■ **WHAT IS EXPECTED**
Repeat exactly each line of the data provided below.

## BEGIN RECORDS PROVIDED

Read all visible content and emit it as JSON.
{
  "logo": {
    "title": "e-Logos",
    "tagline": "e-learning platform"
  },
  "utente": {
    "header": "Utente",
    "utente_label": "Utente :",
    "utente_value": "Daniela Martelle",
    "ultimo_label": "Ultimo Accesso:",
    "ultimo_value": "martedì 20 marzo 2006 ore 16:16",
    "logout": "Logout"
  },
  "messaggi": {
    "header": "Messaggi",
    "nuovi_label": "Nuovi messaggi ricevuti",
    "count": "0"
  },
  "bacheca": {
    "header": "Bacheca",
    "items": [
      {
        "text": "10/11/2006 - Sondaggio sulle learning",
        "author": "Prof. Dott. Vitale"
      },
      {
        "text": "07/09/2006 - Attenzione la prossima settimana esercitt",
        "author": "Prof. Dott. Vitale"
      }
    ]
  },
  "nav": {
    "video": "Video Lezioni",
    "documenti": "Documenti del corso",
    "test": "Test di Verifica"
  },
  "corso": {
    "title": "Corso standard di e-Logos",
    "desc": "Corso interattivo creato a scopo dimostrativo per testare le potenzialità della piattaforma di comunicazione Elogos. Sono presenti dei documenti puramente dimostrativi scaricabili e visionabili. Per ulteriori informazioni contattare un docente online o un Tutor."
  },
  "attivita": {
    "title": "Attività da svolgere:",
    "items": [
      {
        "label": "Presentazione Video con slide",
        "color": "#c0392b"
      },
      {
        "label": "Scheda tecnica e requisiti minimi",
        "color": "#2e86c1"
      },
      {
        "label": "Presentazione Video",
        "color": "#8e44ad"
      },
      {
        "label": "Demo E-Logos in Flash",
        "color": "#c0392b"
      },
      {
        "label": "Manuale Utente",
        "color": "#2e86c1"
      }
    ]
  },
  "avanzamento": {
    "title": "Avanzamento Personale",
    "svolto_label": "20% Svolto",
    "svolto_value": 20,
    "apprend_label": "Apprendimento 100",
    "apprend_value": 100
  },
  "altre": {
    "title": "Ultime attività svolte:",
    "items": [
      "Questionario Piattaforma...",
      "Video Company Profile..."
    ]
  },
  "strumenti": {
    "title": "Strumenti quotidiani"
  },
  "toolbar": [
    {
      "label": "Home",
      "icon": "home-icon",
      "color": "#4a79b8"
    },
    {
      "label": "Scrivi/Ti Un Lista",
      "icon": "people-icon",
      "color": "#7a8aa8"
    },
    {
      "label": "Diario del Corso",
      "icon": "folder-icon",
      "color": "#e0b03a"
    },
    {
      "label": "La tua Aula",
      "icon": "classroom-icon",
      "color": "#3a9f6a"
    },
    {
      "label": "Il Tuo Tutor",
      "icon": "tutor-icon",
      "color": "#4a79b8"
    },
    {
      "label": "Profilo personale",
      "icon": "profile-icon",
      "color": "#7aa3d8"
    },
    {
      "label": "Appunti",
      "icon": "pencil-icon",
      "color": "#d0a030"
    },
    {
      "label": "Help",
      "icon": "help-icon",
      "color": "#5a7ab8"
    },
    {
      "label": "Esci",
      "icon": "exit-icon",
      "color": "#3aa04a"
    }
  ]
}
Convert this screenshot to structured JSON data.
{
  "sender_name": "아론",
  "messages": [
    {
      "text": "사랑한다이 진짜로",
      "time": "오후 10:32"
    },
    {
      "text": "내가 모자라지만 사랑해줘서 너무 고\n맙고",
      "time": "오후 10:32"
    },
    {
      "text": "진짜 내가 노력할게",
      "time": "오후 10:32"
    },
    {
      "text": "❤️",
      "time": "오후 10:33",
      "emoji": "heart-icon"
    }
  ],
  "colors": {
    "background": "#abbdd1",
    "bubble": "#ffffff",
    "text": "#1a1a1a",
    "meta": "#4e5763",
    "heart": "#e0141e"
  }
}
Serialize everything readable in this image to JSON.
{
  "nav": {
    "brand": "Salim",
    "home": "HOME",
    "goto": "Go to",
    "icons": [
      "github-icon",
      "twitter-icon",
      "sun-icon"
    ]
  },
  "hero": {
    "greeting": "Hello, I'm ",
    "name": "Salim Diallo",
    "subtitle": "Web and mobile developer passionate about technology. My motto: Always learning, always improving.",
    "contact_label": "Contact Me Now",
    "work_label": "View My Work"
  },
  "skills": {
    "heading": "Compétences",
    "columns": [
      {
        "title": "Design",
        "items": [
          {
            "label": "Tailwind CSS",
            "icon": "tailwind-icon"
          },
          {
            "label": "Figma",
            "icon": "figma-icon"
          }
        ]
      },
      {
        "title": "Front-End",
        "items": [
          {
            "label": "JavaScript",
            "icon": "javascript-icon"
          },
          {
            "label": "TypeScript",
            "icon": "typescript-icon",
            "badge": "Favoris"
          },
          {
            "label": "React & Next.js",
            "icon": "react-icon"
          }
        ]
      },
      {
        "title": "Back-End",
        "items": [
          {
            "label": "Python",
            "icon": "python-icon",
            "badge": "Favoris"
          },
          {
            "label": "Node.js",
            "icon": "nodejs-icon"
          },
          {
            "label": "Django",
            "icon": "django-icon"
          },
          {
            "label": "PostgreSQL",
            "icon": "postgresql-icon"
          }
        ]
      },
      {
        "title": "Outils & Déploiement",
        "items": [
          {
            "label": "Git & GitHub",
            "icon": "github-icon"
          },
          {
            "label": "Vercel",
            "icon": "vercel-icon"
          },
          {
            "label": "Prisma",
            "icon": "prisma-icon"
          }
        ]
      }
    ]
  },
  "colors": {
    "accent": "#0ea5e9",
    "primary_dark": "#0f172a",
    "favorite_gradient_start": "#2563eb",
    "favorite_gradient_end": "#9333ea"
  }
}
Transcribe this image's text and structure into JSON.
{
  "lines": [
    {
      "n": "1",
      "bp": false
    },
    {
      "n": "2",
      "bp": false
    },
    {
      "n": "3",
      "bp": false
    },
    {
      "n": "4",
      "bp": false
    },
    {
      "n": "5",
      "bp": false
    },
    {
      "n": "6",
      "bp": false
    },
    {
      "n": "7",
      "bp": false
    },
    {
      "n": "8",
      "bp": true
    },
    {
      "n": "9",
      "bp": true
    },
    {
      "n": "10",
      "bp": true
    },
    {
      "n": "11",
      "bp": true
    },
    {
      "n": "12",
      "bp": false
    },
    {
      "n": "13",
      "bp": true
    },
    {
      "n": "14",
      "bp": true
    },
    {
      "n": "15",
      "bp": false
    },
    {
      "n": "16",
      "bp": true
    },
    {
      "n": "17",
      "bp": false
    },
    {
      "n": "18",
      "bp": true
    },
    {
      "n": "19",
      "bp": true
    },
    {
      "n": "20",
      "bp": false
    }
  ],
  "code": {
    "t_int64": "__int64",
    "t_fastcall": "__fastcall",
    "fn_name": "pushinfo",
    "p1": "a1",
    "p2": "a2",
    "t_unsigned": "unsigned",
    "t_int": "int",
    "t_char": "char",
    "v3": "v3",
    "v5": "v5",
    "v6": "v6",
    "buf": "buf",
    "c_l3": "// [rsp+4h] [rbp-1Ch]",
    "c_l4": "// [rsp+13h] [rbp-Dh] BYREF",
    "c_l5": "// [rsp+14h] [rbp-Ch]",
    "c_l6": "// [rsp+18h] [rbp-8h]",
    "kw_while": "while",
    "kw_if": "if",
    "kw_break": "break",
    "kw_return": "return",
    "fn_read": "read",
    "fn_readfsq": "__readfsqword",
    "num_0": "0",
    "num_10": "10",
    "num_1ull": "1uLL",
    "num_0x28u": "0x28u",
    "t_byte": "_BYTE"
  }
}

## END RECORDS PROVIDED

■ **EXERCISE RESULT**
Read all visible content and emit it as JSON.
{
  "logo": {
    "title": "e-Logos",
    "tagline": "e-learning platform"
  },
  "utente": {
    "header": "Utente",
    "utente_label": "Utente :",
    "utente_value": "Daniela Martelle",
    "ultimo_label": "Ultimo Accesso:",
    "ultimo_value": "martedì 20 marzo 2006 ore 16:16",
    "logout": "Logout"
  },
  "messaggi": {
    "header": "Messaggi",
    "nuovi_label": "Nuovi messaggi ricevuti",
    "count": "0"
  },
  "bacheca": {
    "header": "Bacheca",
    "items": [
      {
        "text": "10/11/2006 - Sondaggio sulle learning",
        "author": "Prof. Dott. Vitale"
      },
      {
        "text": "07/09/2006 - Attenzione la prossima settimana esercitt",
        "author": "Prof. Dott. Vitale"
      }
    ]
  },
  "nav": {
    "video": "Video Lezioni",
    "documenti": "Documenti del corso",
    "test": "Test di Verifica"
  },
  "corso": {
    "title": "Corso standard di e-Logos",
    "desc": "Corso interattivo creato a scopo dimostrativo per testare le potenzialità della piattaforma di comunicazione Elogos. Sono presenti dei documenti puramente dimostrativi scaricabili e visionabili. Per ulteriori informazioni contattare un docente online o un Tutor."
  },
  "attivita": {
    "title": "Attività da svolgere:",
    "items": [
      {
        "label": "Presentazione Video con slide",
        "color": "#c0392b"
      },
      {
        "label": "Scheda tecnica e requisiti minimi",
        "color": "#2e86c1"
      },
      {
        "label": "Presentazione Video",
        "color": "#8e44ad"
      },
      {
        "label": "Demo E-Logos in Flash",
        "color": "#c0392b"
      },
      {
        "label": "Manuale Utente",
        "color": "#2e86c1"
      }
    ]
  },
  "avanzamento": {
    "title": "Avanzamento Personale",
    "svolto_label": "20% Svolto",
    "svolto_value": 20,
    "apprend_label": "Apprendimento 100",
    "apprend_value": 100
  },
  "altre": {
    "title": "Ultime attività svolte:",
    "items": [
      "Questionario Piattaforma...",
      "Video Company Profile..."
    ]
  },
  "strumenti": {
    "title": "Strumenti quotidiani"
  },
  "toolbar": [
    {
      "label": "Home",
      "icon": "home-icon",
      "color": "#4a79b8"
    },
    {
      "label": "Scrivi/Ti Un Lista",
      "icon": "people-icon",
      "color": "#7a8aa8"
    },
    {
      "label": "Diario del Corso",
      "icon": "folder-icon",
      "color": "#e0b03a"
    },
    {
      "label": "La tua Aula",
      "icon": "classroom-icon",
      "color": "#3a9f6a"
    },
    {
      "label": "Il Tuo Tutor",
      "icon": "tutor-icon",
      "color": "#4a79b8"
    },
    {
      "label": "Profilo personale",
      "icon": "profile-icon",
      "color": "#7aa3d8"
    },
    {
      "label": "Appunti",
      "icon": "pencil-icon",
      "color": "#d0a030"
    },
    {
      "label": "Help",
      "icon": "help-icon",
      "color": "#5a7ab8"
    },
    {
      "label": "Esci",
      "icon": "exit-icon",
      "color": "#3aa04a"
    }
  ]
}
Convert this screenshot to structured JSON data.
{
  "sender_name": "아론",
  "messages": [
    {
      "text": "사랑한다이 진짜로",
      "time": "오후 10:32"
    },
    {
      "text": "내가 모자라지만 사랑해줘서 너무 고\n맙고",
      "time": "오후 10:32"
    },
    {
      "text": "진짜 내가 노력할게",
      "time": "오후 10:32"
    },
    {
      "text": "❤️",
      "time": "오후 10:33",
      "emoji": "heart-icon"
    }
  ],
  "colors": {
    "background": "#abbdd1",
    "bubble": "#ffffff",
    "text": "#1a1a1a",
    "meta": "#4e5763",
    "heart": "#e0141e"
  }
}
Serialize everything readable in this image to JSON.
{
  "nav": {
    "brand": "Salim",
    "home": "HOME",
    "goto": "Go to",
    "icons": [
      "github-icon",
      "twitter-icon",
      "sun-icon"
    ]
  },
  "hero": {
    "greeting": "Hello, I'm ",
    "name": "Salim Diallo",
    "subtitle": "Web and mobile developer passionate about technology. My motto: Always learning, always improving.",
    "contact_label": "Contact Me Now",
    "work_label": "View My Work"
  },
  "skills": {
    "heading": "Compétences",
    "columns": [
      {
        "title": "Design",
        "items": [
          {
            "label": "Tailwind CSS",
            "icon": "tailwind-icon"
          },
          {
            "label": "Figma",
            "icon": "figma-icon"
          }
        ]
      },
      {
        "title": "Front-End",
        "items": [
          {
            "label": "JavaScript",
            "icon": "javascript-icon"
          },
          {
            "label": "TypeScript",
            "icon": "typescript-icon",
            "badge": "Favoris"
          },
          {
            "label": "React & Next.js",
            "icon": "react-icon"
          }
        ]
      },
      {
        "title": "Back-End",
        "items": [
          {
            "label": "Python",
            "icon": "python-icon",
            "badge": "Favoris"
          },
          {
            "label": "Node.js",
            "icon": "nodejs-icon"
          },
          {
            "label": "Django",
            "icon": "django-icon"
          },
          {
            "label": "PostgreSQL",
            "icon": "postgresql-icon"
          }
        ]
      },
      {
        "title": "Outils & Déploiement",
        "items": [
          {
            "label": "Git & GitHub",
            "icon": "github-icon"
          },
          {
            "label": "Vercel",
            "icon": "vercel-icon"
          },
          {
            "label": "Prisma",
            "icon": "prisma-icon"
          }
        ]
      }
    ]
  },
  "colors": {
    "accent": "#0ea5e9",
    "primary_dark": "#0f172a",
    "favorite_gradient_start": "#2563eb",
    "favorite_gradient_end": "#9333ea"
  }
}
Transcribe this image's text and structure into JSON.
{
  "lines": [
    {
      "n": "1",
      "bp": false
    },
    {
      "n": "2",
      "bp": false
    },
    {
      "n": "3",
      "bp": false
    },
    {
      "n": "4",
      "bp": false
    },
    {
      "n": "5",
      "bp": false
    },
    {
      "n": "6",
      "bp": false
    },
    {
      "n": "7",
      "bp": false
    },
    {
      "n": "8",
      "bp": true
    },
    {
      "n": "9",
      "bp": true
    },
    {
      "n": "10",
      "bp": true
    },
    {
      "n": "11",
      "bp": true
    },
    {
      "n": "12",
      "bp": false
    },
    {
      "n": "13",
      "bp": true
    },
    {
      "n": "14",
      "bp": true
    },
    {
      "n": "15",
      "bp": false
    },
    {
      "n": "16",
      "bp": true
    },
    {
      "n": "17",
      "bp": false
    },
    {
      "n": "18",
      "bp": true
    },
    {
      "n": "19",
      "bp": true
    },
    {
      "n": "20",
      "bp": false
    }
  ],
  "code": {
    "t_int64": "__int64",
    "t_fastcall": "__fastcall",
    "fn_name": "pushinfo",
    "p1": "a1",
    "p2": "a2",
    "t_unsigned": "unsigned",
    "t_int": "int",
    "t_char": "char",
    "v3": "v3",
    "v5": "v5",
    "v6": "v6",
    "buf": "buf",
    "c_l3": "// [rsp+4h] [rbp-1Ch]",
    "c_l4": "// [rsp+13h] [rbp-Dh] BYREF",
    "c_l5": "// [rsp+14h] [rbp-Ch]",
    "c_l6": "// [rsp+18h] [rbp-8h]",
    "kw_while": "while",
    "kw_if": "if",
    "kw_break": "break",
    "kw_return": "return",
    "fn_read": "read",
    "fn_readfsq": "__readfsqword",
    "num_0": "0",
    "num_10": "10",
    "num_1ull": "1uLL",
    "num_0x28u": "0x28u",
    "t_byte": "_BYTE"
  }
}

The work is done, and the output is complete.